**INSTRUCTIONS TO FOLLOW**
Check each line of the data below for the word "Profil", then extract the ones that have it.

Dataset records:

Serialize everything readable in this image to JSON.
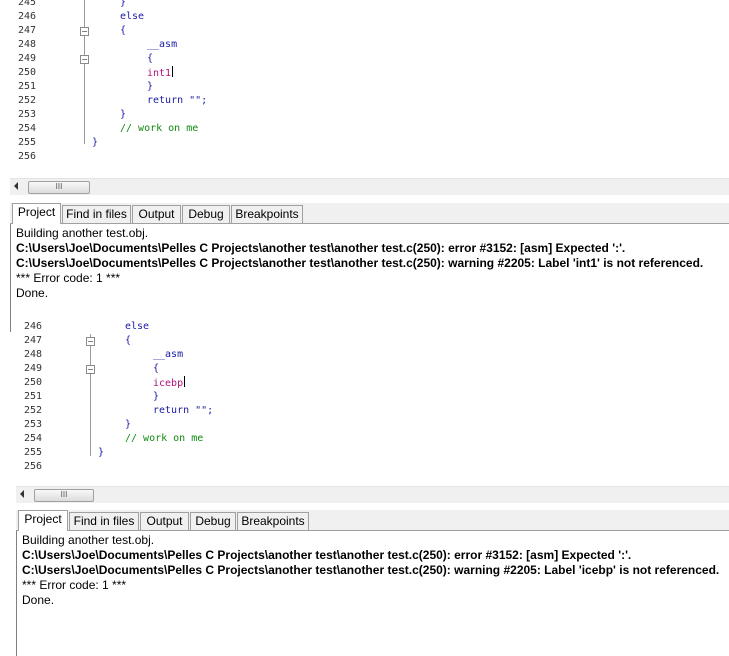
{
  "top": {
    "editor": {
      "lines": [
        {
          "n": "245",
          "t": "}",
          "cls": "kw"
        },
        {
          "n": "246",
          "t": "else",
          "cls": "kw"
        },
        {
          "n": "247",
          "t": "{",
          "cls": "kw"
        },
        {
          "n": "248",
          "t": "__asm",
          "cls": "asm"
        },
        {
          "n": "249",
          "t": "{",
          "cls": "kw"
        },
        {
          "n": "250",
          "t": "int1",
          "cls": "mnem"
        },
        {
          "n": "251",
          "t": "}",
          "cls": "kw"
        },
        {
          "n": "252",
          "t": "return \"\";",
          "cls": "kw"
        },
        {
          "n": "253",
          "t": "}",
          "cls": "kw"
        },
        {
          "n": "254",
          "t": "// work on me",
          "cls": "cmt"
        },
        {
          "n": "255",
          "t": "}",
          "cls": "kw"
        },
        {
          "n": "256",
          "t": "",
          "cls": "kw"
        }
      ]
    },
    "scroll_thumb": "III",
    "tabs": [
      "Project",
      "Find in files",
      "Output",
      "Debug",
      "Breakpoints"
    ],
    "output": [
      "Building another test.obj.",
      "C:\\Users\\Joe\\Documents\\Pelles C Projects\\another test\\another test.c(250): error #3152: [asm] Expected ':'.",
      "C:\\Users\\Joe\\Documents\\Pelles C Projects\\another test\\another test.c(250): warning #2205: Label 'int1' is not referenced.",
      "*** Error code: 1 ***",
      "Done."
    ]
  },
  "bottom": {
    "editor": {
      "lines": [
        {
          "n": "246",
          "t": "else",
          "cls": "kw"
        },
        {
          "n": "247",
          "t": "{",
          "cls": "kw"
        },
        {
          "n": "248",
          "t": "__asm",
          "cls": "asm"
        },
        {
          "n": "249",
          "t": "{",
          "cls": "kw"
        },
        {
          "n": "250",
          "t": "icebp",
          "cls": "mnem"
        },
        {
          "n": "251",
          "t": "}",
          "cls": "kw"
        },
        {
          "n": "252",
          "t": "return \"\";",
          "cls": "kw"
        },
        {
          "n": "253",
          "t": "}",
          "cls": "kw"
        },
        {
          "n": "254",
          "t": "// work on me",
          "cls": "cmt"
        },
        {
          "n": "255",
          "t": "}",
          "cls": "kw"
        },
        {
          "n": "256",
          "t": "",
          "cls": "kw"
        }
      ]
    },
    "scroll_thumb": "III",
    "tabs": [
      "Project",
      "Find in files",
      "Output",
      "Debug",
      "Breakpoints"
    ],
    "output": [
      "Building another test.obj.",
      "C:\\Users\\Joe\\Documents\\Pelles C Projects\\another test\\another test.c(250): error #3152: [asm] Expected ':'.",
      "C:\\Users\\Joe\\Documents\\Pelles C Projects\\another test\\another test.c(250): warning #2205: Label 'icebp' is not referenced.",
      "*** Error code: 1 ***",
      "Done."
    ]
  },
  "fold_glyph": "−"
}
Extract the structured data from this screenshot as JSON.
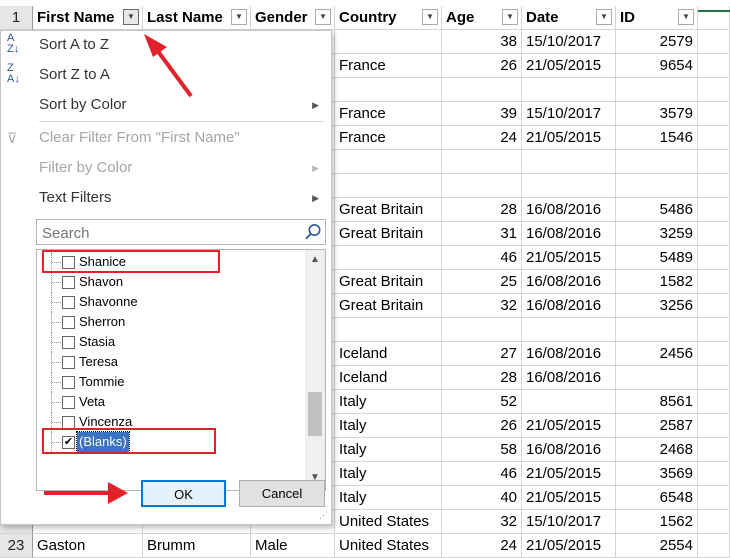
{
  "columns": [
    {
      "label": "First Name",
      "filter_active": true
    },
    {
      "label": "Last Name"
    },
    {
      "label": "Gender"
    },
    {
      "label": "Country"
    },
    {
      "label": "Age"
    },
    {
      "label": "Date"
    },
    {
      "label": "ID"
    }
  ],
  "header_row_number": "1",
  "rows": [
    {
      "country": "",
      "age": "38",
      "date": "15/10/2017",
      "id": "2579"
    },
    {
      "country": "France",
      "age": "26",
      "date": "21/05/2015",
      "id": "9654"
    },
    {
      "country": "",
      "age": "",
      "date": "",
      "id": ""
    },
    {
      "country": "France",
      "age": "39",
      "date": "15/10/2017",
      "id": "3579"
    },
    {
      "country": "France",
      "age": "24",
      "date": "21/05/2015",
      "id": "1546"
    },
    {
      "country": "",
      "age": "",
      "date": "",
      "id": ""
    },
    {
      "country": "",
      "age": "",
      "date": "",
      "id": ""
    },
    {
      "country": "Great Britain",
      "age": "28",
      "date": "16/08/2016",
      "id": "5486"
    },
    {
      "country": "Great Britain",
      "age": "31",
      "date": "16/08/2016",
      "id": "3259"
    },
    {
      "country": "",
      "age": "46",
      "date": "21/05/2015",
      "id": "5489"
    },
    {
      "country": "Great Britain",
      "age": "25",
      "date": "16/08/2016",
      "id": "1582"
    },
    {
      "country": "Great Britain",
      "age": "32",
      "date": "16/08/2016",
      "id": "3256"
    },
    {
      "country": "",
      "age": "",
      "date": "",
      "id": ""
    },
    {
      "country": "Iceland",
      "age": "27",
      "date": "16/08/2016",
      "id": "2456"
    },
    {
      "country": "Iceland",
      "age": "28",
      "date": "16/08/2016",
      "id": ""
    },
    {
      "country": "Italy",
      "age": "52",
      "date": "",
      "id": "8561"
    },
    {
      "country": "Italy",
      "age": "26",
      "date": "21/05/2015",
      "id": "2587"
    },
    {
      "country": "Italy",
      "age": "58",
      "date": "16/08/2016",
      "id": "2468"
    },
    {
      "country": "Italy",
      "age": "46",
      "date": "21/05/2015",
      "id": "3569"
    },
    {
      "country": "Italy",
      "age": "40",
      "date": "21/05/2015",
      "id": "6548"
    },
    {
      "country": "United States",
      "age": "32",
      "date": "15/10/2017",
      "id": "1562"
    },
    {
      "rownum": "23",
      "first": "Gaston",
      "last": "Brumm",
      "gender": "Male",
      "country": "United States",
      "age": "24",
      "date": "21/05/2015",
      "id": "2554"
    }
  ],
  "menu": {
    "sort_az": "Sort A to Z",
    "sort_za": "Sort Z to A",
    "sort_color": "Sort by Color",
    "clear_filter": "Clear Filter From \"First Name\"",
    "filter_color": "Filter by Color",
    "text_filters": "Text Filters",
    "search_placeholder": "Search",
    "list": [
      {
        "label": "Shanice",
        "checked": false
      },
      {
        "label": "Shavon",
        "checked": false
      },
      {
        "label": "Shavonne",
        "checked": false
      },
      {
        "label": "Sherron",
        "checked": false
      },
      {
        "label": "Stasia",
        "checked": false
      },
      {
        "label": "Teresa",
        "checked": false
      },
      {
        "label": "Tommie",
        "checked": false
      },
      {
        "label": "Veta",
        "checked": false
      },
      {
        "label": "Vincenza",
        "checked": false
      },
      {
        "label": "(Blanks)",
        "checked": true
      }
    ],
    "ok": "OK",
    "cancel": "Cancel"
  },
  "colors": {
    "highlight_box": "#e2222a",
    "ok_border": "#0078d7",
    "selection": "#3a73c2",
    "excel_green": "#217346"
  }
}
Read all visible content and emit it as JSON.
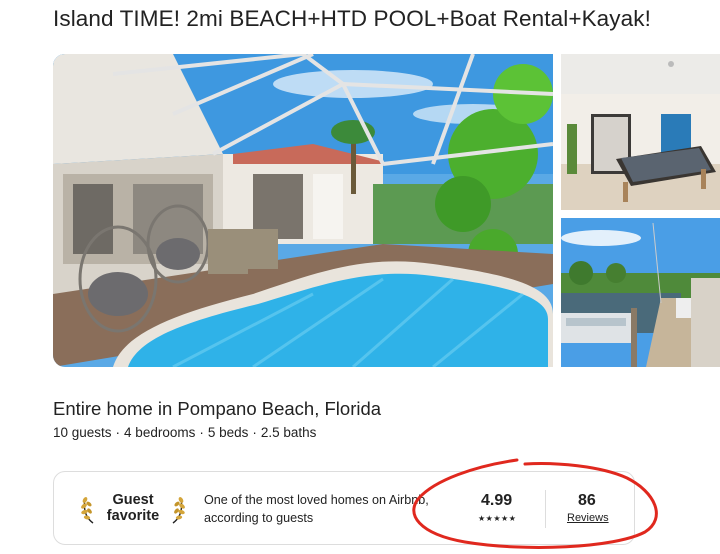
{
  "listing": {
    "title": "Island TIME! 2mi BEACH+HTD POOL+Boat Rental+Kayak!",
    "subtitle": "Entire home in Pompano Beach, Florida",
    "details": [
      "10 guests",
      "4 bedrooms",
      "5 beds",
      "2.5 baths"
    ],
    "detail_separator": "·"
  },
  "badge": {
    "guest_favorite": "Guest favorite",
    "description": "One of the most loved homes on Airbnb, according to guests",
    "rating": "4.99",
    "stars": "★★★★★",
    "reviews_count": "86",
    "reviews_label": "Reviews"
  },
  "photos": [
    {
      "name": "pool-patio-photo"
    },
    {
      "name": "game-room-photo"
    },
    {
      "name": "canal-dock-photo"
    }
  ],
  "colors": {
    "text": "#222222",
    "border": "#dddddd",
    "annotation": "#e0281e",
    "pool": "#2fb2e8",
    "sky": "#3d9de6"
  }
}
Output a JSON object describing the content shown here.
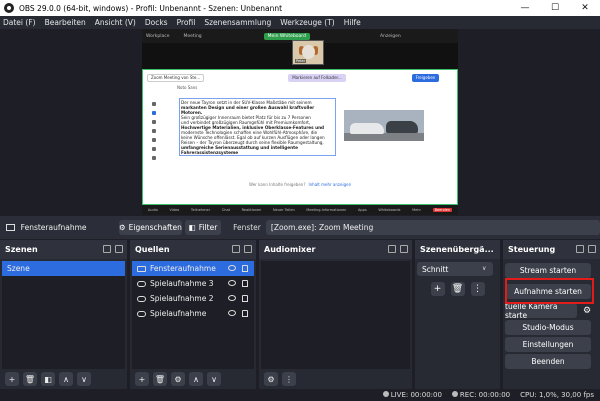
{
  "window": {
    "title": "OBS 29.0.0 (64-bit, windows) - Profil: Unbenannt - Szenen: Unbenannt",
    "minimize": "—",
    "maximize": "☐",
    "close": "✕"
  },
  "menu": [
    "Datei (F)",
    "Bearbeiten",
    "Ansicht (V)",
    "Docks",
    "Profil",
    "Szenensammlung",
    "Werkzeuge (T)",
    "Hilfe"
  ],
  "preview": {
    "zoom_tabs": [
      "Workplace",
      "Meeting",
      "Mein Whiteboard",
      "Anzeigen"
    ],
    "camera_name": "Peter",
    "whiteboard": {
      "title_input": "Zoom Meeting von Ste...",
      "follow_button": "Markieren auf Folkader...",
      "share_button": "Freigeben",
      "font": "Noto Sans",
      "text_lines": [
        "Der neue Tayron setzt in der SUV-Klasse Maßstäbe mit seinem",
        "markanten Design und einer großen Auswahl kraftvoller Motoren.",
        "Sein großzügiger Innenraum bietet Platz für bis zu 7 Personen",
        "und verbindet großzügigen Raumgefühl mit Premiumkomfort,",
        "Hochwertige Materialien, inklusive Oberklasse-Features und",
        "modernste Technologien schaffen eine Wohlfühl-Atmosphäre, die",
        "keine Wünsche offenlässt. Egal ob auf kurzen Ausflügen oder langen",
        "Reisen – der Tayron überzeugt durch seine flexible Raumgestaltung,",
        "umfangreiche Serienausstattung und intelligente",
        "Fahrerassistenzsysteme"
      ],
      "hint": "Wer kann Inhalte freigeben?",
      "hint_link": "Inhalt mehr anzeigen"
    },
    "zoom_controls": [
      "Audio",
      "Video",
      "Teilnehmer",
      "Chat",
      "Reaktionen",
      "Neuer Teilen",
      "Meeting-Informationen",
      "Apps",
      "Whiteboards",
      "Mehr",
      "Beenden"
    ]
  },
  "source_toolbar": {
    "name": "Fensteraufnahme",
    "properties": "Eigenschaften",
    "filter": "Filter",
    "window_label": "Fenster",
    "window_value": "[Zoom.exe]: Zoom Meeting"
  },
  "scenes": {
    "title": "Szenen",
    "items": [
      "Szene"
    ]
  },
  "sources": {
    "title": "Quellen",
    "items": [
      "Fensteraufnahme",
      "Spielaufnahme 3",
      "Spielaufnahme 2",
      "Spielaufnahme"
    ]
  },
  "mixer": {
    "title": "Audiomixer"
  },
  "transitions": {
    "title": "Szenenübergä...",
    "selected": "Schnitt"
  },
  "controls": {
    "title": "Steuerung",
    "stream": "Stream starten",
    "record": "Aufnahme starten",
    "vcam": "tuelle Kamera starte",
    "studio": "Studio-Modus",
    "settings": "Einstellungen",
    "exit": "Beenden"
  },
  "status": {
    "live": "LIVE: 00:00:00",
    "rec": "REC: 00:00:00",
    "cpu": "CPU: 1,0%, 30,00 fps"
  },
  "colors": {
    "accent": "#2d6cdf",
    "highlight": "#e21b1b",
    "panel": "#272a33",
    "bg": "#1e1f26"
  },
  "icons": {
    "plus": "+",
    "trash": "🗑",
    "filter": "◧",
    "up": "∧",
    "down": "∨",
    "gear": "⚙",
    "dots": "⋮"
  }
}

**REPLY TO THE TASK**
    "title": "OBS 29.0.0 (64-bit, windows) - Profil: Unbenannt - Szenen: Unbenannt",
    "Profil",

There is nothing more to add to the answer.